● **Rows**:
◇ ◇ ◇

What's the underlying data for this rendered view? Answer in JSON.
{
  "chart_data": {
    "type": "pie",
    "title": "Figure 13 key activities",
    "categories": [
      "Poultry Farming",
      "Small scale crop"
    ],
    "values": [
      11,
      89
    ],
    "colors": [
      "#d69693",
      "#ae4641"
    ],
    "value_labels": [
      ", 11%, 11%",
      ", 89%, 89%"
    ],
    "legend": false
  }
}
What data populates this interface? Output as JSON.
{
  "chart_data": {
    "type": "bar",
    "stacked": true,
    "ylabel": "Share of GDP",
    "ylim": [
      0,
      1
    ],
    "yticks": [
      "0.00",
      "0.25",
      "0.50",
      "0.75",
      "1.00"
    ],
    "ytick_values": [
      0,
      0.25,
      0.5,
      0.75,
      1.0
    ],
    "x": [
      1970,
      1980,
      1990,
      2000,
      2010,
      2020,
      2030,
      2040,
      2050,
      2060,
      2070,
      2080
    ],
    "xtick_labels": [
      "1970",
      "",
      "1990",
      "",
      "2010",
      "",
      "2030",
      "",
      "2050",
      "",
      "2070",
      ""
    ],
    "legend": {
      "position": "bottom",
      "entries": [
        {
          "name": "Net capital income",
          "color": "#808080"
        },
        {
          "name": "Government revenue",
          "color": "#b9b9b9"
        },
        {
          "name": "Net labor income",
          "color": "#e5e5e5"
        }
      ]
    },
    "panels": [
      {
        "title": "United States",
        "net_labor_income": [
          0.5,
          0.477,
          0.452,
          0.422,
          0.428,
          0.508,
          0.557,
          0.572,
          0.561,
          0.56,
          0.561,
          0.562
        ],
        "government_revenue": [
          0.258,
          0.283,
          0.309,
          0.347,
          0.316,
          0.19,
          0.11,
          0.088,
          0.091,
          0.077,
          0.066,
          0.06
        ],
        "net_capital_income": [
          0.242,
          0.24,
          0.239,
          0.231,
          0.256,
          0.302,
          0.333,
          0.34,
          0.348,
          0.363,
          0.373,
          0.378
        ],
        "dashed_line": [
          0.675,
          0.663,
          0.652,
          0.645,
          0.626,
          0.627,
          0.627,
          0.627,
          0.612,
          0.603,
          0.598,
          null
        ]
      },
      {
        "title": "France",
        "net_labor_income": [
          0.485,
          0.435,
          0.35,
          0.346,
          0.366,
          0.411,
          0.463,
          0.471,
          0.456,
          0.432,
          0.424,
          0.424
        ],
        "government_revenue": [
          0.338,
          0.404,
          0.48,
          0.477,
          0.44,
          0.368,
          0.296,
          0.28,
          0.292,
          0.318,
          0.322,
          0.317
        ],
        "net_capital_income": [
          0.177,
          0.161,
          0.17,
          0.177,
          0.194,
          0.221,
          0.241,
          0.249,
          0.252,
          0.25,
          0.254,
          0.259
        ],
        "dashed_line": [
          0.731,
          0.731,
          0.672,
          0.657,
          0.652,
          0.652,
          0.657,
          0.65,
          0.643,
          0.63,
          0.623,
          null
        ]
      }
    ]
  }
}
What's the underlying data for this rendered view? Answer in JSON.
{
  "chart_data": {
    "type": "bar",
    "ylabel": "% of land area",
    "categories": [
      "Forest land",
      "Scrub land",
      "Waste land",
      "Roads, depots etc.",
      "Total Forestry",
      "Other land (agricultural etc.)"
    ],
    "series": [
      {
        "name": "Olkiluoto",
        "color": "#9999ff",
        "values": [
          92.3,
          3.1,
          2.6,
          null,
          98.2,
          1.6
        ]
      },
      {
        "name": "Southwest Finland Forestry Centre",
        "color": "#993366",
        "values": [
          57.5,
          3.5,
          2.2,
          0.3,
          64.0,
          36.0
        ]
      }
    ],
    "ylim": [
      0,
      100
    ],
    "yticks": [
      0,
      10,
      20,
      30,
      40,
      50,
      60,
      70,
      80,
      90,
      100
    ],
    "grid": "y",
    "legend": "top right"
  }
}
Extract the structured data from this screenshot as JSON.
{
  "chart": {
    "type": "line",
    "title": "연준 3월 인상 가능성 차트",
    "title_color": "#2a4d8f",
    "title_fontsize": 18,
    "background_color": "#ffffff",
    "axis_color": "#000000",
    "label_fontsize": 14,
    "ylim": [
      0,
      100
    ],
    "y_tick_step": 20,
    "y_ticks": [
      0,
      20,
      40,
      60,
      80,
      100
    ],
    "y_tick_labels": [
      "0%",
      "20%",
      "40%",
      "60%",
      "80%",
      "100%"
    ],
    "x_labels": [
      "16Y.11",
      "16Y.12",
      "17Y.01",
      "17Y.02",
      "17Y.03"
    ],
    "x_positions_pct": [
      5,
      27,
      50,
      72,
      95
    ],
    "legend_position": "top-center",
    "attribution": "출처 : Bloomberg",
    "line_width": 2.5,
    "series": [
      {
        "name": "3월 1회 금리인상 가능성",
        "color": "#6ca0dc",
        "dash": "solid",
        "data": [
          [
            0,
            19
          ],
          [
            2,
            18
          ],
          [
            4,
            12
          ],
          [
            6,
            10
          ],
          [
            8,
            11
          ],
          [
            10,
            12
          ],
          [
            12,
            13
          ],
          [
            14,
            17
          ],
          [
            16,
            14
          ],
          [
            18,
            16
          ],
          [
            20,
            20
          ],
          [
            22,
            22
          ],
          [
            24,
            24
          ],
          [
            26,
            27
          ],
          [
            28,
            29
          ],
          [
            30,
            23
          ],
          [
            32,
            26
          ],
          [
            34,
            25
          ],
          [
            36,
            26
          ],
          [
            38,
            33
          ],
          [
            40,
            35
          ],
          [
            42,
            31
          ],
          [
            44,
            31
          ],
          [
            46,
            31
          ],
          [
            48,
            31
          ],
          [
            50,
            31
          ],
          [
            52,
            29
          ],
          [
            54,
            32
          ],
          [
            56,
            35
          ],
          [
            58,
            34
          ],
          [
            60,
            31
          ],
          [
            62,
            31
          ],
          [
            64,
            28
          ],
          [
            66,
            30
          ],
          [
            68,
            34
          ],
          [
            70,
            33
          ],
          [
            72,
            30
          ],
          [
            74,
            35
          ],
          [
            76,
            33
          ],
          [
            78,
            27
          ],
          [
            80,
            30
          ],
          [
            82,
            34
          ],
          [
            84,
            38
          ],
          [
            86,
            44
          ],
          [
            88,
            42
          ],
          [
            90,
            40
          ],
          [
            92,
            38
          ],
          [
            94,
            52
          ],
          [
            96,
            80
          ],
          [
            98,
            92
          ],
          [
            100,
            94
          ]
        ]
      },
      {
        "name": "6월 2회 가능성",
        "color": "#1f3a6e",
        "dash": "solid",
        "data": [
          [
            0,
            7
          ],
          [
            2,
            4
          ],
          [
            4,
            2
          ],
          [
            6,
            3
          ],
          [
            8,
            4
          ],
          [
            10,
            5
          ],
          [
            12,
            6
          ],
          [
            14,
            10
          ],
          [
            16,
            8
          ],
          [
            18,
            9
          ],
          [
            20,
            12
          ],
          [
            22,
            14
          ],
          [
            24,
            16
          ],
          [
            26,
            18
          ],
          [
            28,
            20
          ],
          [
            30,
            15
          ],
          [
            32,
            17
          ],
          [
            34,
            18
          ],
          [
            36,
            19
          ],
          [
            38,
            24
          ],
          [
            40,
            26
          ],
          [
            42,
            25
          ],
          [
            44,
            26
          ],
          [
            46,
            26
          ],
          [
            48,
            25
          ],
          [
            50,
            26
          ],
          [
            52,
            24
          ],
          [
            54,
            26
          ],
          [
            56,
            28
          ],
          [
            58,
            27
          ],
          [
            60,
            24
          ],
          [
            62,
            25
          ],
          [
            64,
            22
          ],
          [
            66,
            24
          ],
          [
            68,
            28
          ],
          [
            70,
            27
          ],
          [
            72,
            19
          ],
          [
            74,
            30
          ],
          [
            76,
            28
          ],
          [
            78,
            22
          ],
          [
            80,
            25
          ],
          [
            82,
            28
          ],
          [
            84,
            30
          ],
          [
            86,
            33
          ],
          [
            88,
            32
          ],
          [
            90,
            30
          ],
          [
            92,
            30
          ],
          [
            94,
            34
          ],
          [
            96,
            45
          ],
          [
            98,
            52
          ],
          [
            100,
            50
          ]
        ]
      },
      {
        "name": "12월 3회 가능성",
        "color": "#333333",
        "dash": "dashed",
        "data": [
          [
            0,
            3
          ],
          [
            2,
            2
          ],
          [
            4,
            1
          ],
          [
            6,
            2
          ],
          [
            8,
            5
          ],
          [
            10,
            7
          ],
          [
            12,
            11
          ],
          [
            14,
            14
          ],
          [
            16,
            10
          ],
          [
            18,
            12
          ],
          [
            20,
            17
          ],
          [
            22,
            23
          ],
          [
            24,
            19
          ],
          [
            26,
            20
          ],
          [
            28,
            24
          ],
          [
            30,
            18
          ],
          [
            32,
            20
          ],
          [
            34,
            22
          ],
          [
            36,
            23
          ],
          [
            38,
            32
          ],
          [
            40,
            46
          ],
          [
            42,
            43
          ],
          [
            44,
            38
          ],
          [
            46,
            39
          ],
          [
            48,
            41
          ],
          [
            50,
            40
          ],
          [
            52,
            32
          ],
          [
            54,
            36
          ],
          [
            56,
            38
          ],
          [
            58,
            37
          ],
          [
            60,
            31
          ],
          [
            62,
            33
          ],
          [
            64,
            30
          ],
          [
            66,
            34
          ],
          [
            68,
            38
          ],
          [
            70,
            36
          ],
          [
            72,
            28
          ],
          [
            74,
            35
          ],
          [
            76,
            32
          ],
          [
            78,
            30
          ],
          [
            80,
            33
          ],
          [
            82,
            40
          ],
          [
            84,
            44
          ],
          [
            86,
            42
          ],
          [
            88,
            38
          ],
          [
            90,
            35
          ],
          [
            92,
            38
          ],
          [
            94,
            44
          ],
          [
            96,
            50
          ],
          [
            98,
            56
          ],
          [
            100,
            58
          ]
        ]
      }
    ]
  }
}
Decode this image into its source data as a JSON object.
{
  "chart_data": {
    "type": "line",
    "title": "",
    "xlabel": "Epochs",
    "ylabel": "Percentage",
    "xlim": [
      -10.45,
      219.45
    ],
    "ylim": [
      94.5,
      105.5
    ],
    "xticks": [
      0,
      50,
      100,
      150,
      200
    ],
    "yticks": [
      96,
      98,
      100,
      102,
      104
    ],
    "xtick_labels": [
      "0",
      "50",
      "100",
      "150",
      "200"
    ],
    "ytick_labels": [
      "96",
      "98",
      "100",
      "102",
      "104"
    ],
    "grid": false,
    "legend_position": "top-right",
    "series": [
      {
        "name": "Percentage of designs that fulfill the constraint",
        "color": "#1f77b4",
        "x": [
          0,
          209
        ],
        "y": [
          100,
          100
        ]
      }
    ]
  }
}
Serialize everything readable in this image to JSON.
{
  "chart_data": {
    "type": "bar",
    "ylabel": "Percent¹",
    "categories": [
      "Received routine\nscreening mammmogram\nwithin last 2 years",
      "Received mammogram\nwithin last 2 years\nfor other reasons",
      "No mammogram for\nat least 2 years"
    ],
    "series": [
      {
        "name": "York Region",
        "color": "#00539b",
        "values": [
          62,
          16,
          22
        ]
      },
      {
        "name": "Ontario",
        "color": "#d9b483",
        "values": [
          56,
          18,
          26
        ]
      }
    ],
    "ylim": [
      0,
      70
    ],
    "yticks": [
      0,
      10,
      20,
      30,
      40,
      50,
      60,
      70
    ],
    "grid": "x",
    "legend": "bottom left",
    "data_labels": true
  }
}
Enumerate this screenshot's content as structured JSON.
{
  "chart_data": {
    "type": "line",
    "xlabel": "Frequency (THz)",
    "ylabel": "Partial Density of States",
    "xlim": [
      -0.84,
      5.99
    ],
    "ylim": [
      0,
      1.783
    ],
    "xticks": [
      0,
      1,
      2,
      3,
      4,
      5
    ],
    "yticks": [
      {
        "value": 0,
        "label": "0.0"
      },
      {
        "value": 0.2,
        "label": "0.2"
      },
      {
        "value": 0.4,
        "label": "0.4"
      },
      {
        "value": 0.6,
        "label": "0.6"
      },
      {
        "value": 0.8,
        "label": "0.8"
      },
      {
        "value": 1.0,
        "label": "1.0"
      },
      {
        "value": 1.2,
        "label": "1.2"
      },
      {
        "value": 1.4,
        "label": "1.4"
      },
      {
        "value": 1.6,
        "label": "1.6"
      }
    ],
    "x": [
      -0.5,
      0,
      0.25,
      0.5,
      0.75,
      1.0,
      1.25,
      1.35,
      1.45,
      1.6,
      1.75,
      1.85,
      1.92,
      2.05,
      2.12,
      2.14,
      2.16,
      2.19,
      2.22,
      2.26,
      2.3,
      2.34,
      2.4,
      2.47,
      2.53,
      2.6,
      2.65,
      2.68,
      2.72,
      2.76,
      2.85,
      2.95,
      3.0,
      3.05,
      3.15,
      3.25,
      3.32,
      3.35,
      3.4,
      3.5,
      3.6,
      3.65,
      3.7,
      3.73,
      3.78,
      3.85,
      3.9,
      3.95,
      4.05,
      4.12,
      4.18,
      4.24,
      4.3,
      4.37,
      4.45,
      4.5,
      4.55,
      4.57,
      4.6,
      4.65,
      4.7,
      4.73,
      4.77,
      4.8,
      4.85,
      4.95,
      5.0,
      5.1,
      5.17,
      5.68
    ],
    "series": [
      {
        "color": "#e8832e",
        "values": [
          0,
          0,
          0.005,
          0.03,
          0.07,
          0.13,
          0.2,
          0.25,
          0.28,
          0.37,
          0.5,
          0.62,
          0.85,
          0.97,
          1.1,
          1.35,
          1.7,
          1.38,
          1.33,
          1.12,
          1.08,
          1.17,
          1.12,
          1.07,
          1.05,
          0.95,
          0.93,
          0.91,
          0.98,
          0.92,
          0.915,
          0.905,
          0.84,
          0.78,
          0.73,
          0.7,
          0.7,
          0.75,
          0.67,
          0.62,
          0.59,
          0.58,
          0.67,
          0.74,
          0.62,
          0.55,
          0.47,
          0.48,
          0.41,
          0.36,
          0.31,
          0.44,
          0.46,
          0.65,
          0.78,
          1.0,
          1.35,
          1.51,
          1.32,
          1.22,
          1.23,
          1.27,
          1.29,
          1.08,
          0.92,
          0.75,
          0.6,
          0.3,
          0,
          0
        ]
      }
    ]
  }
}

◇ ◇ ◇

● **What to produce**: Copy each line of the records above that carries the word "nwithin".

● **Complete output**:
      "Received routine\nscreening mammmogram\nwithin last 2 years",
      "Received mammogram\nwithin last 2 years\nfor other reasons",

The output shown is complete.